## [Items from a figure collection]
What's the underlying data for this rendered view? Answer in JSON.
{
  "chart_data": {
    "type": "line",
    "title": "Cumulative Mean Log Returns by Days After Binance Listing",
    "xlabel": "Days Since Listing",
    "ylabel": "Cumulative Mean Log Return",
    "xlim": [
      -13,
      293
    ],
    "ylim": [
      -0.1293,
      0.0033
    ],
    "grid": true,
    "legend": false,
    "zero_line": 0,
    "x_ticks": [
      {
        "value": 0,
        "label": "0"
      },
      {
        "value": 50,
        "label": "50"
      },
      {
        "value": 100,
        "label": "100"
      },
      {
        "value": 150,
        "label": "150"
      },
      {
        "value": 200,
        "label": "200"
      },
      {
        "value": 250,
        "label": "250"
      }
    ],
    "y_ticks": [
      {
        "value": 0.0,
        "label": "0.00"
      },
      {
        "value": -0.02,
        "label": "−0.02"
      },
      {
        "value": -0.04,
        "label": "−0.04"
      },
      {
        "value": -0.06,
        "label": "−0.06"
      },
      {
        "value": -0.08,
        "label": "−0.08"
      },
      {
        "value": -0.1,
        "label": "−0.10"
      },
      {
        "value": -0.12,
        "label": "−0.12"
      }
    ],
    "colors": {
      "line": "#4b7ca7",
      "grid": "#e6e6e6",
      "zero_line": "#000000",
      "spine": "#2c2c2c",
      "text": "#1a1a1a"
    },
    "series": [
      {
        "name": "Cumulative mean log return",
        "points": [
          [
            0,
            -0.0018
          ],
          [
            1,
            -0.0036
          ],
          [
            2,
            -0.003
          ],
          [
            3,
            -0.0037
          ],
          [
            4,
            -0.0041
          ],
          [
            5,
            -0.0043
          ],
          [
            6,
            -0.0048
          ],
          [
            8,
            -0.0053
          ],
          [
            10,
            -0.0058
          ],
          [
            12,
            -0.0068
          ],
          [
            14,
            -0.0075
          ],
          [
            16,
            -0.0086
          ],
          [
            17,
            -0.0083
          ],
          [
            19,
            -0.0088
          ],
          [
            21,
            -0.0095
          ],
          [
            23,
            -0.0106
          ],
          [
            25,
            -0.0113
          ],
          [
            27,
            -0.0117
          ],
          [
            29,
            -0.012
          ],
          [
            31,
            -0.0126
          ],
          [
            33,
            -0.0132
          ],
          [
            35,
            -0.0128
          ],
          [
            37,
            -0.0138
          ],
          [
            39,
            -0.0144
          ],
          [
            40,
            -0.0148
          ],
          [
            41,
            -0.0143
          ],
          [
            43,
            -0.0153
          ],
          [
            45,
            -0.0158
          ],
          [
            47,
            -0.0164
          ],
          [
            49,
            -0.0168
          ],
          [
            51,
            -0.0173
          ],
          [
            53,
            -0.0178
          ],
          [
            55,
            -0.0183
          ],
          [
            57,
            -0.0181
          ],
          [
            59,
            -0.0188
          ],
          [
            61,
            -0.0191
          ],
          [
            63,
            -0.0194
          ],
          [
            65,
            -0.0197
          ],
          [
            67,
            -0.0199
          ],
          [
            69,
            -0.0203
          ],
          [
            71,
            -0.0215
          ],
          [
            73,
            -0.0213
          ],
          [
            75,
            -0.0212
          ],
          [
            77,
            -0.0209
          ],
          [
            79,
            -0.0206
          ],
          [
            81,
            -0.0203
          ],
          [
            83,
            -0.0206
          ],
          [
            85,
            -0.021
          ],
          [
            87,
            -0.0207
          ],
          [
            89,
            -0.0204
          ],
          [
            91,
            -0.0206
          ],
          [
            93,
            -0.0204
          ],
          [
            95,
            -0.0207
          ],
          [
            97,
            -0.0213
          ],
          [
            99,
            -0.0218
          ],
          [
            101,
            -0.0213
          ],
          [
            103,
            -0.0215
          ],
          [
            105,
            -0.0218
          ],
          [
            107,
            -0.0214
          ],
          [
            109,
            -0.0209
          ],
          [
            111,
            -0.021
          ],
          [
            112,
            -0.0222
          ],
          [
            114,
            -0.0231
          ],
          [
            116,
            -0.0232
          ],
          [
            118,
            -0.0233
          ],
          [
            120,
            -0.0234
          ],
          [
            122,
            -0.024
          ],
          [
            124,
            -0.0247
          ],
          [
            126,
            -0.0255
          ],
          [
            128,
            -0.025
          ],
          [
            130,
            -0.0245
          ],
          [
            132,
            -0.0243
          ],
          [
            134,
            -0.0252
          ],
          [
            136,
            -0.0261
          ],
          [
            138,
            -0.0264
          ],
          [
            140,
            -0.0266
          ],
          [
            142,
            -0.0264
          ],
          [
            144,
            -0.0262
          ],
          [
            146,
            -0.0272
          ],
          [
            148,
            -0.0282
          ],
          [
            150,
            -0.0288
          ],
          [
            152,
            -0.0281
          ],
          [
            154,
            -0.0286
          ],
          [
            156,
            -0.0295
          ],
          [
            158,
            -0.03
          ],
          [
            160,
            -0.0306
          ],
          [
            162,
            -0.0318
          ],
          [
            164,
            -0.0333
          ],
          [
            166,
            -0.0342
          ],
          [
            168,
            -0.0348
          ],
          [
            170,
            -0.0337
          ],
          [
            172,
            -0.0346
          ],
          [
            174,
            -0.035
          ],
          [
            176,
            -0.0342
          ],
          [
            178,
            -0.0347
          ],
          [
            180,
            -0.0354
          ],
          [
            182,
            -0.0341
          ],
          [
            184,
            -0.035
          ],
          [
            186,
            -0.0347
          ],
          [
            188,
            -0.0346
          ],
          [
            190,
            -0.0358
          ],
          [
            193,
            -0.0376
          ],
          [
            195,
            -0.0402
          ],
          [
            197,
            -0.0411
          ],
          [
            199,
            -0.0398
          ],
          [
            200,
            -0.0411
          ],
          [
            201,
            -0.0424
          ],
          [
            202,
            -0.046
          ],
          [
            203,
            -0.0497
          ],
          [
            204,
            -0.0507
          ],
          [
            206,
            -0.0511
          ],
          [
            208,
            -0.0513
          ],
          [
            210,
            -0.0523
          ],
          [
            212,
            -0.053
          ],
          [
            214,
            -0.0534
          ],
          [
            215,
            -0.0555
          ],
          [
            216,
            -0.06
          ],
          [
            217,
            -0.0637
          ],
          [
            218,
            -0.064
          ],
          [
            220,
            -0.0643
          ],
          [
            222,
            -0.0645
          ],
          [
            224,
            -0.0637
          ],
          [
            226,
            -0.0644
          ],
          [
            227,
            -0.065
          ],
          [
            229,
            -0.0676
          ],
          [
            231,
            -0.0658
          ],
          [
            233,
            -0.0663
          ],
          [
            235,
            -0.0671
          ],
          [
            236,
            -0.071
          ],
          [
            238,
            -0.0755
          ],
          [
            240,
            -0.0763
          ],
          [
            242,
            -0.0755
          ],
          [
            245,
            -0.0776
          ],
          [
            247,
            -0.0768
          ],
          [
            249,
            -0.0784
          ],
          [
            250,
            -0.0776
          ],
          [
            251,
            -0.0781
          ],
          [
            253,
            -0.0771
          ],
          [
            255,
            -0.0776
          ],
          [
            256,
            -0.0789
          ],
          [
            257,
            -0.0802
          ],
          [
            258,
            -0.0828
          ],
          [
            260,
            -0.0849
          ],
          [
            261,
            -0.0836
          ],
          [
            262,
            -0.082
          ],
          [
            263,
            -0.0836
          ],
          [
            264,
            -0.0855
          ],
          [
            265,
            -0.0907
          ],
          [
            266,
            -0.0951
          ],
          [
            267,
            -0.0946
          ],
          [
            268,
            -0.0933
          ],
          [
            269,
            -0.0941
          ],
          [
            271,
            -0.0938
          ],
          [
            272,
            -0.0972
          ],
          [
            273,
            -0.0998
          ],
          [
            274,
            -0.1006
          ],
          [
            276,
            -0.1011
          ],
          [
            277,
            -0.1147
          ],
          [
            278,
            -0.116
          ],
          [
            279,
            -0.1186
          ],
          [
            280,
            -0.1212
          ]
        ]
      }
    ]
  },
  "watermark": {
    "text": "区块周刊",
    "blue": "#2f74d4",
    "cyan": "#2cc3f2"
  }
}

## [TO DO]
Search the entries for the string "Days" and collect each line that has it.

## [RESULT OF THIS TASK]
    "title": "Cumulative Mean Log Returns by Days After Binance Listing",
    "xlabel": "Days Since Listing",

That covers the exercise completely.